> [Task directions] Filter the data below for the string "value" and copy each matching line.

++++ Available records

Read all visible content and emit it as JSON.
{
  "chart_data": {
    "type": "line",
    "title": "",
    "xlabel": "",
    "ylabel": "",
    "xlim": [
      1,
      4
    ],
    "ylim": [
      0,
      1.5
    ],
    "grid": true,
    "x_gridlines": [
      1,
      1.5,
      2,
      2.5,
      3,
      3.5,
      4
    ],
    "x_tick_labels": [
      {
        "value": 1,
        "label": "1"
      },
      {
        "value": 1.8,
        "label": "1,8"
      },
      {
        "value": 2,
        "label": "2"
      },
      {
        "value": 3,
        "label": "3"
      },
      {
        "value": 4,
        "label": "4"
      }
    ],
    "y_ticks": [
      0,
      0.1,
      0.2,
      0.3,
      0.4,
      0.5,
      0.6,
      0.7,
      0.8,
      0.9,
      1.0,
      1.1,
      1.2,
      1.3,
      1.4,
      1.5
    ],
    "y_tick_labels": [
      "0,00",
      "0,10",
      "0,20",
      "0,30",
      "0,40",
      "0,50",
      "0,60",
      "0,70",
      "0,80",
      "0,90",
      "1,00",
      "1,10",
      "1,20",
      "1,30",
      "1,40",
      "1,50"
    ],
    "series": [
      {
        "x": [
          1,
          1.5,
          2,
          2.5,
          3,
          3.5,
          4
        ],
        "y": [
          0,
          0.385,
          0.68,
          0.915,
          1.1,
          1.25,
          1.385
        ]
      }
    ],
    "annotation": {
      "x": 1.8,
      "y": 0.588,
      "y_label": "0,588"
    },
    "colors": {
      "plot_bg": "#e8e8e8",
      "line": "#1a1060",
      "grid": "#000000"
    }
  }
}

++++++++

> [Written response]
        "value": 1,
        "value": 1.8,
        "value": 2,
        "value": 3,
        "value": 4,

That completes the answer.